--- Start MATERIAL FOR THIS EXERCISE ---

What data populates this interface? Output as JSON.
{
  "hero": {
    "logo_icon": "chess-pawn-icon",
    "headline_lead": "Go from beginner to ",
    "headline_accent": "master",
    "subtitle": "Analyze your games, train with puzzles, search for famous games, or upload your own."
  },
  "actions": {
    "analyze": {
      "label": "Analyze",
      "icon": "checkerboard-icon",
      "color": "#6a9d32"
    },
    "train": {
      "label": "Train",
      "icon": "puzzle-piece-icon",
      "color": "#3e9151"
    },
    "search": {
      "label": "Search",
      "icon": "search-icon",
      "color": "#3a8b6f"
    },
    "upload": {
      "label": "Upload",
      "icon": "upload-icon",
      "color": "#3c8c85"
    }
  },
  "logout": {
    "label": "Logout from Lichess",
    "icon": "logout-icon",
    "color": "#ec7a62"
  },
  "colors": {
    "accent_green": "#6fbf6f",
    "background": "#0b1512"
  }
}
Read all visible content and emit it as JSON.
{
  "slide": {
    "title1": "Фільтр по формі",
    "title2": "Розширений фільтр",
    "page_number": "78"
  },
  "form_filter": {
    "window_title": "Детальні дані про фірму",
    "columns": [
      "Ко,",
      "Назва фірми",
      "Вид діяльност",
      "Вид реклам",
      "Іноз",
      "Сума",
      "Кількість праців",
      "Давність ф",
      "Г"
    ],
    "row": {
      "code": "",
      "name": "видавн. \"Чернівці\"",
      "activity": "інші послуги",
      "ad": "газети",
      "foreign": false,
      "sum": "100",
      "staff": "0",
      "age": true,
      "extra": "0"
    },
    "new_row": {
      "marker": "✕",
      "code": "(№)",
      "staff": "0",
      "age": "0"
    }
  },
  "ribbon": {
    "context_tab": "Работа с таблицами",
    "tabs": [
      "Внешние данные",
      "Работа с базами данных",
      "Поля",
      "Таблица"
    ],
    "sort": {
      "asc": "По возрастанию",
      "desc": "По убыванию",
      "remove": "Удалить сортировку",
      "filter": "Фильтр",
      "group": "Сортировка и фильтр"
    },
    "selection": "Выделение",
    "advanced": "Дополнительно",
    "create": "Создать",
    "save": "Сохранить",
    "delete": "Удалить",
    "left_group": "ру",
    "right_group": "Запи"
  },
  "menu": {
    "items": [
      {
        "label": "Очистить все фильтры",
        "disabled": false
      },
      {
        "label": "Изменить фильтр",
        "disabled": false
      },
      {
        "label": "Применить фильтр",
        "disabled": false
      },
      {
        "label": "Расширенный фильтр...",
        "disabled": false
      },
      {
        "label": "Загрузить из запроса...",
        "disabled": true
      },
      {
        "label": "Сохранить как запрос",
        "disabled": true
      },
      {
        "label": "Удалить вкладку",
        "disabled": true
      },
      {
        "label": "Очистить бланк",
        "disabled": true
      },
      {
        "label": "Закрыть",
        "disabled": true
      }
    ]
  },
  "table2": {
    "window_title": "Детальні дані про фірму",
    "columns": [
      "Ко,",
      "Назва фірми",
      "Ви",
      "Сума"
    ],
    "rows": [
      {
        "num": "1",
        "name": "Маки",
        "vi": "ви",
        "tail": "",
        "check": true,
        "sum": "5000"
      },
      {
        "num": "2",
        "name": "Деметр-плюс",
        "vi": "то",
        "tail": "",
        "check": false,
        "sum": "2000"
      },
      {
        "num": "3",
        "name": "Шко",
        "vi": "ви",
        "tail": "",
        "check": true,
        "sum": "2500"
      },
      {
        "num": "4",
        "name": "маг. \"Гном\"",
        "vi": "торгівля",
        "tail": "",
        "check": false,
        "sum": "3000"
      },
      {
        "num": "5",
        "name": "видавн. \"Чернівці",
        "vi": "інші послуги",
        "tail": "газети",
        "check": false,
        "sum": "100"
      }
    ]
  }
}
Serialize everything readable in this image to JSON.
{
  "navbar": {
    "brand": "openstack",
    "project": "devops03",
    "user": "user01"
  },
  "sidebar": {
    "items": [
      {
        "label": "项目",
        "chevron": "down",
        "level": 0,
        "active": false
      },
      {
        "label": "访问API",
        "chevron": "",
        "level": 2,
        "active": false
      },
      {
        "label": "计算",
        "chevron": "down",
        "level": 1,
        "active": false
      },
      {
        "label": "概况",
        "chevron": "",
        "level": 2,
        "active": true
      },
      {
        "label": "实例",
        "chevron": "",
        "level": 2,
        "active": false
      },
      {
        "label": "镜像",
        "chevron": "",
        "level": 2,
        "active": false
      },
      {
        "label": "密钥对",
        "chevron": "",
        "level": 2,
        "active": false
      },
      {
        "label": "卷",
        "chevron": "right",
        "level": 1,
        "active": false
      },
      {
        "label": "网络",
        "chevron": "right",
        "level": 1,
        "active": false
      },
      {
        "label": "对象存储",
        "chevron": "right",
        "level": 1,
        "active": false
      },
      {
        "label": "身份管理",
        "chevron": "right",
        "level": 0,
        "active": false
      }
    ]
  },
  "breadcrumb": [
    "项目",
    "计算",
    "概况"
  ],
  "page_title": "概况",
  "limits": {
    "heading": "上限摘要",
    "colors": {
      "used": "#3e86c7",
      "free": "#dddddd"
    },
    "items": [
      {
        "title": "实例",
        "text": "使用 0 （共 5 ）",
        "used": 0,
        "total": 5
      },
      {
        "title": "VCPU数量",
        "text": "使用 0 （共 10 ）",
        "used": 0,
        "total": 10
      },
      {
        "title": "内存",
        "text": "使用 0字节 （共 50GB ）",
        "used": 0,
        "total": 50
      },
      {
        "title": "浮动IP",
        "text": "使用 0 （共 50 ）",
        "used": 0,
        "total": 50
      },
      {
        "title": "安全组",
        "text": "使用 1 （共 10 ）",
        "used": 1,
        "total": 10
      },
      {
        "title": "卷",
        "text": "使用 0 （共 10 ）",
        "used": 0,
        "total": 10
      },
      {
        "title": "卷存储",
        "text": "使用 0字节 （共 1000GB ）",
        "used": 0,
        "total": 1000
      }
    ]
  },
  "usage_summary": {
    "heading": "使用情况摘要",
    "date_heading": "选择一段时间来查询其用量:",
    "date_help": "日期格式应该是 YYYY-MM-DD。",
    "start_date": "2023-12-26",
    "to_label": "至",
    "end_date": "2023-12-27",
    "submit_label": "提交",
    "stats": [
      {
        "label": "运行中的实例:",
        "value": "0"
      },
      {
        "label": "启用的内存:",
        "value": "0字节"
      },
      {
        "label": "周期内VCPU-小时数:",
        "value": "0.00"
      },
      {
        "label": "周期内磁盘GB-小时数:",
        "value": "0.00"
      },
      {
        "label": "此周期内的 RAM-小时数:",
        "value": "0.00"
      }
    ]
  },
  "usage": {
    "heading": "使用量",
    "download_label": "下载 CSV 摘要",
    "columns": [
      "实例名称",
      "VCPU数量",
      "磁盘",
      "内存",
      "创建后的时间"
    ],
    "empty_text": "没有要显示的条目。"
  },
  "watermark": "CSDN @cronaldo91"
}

--- End MATERIAL FOR THIS EXERCISE ---

PROBLEM TO WORK ON
Work out the number of lines in this listing that include the word "Работа". Reply with that number only.

FULL RESPONSE
2